Dataset records:
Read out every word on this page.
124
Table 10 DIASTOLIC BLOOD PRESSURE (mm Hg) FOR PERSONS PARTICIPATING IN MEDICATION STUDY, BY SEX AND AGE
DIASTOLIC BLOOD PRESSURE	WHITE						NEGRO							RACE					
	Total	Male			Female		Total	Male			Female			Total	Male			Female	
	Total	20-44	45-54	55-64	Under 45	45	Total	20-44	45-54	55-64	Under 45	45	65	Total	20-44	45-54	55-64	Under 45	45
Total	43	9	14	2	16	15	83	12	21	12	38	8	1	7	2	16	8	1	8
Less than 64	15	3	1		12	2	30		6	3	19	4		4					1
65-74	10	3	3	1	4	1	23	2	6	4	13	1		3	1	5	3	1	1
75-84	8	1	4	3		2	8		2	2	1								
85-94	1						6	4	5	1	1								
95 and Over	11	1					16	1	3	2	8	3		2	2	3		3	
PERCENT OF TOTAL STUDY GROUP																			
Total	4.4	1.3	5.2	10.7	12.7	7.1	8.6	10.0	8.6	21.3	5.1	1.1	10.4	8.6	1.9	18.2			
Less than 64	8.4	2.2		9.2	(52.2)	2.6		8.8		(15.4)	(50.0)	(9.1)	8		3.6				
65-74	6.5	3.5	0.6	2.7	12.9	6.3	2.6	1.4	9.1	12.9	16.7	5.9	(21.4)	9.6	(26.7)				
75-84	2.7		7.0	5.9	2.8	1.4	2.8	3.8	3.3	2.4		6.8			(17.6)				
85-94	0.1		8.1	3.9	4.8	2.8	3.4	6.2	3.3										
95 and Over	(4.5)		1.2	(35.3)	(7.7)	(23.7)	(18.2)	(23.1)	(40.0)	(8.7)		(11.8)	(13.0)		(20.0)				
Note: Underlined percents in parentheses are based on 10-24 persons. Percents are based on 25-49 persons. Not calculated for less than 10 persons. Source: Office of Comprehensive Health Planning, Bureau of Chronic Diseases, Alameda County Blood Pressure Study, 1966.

Aim of the task: Emit the full listing verbatim.

Result of the exercise:
Read out every word on this page.
124
Table 10 DIASTOLIC BLOOD PRESSURE (mm Hg) FOR PERSONS PARTICIPATING IN MEDICATION STUDY, BY SEX AND AGE
DIASTOLIC BLOOD PRESSURE	WHITE						NEGRO							RACE					
	Total	Male			Female		Total	Male			Female			Total	Male			Female	
	Total	20-44	45-54	55-64	Under 45	45	Total	20-44	45-54	55-64	Under 45	45	65	Total	20-44	45-54	55-64	Under 45	45
Total	43	9	14	2	16	15	83	12	21	12	38	8	1	7	2	16	8	1	8
Less than 64	15	3	1		12	2	30		6	3	19	4		4					1
65-74	10	3	3	1	4	1	23	2	6	4	13	1		3	1	5	3	1	1
75-84	8	1	4	3		2	8		2	2	1								
85-94	1						6	4	5	1	1								
95 and Over	11	1					16	1	3	2	8	3		2	2	3		3	
PERCENT OF TOTAL STUDY GROUP																			
Total	4.4	1.3	5.2	10.7	12.7	7.1	8.6	10.0	8.6	21.3	5.1	1.1	10.4	8.6	1.9	18.2			
Less than 64	8.4	2.2		9.2	(52.2)	2.6		8.8		(15.4)	(50.0)	(9.1)	8		3.6				
65-74	6.5	3.5	0.6	2.7	12.9	6.3	2.6	1.4	9.1	12.9	16.7	5.9	(21.4)	9.6	(26.7)				
75-84	2.7		7.0	5.9	2.8	1.4	2.8	3.8	3.3	2.4		6.8			(17.6)				
85-94	0.1		8.1	3.9	4.8	2.8	3.4	6.2	3.3										
95 and Over	(4.5)		1.2	(35.3)	(7.7)	(23.7)	(18.2)	(23.1)	(40.0)	(8.7)		(11.8)	(13.0)		(20.0)				
Note: Underlined percents in parentheses are based on 10-24 persons. Percents are based on 25-49 persons. Not calculated for less than 10 persons. Source: Office of Comprehensive Health Planning, Bureau of Chronic Diseases, Alameda County Blood Pressure Study, 1966.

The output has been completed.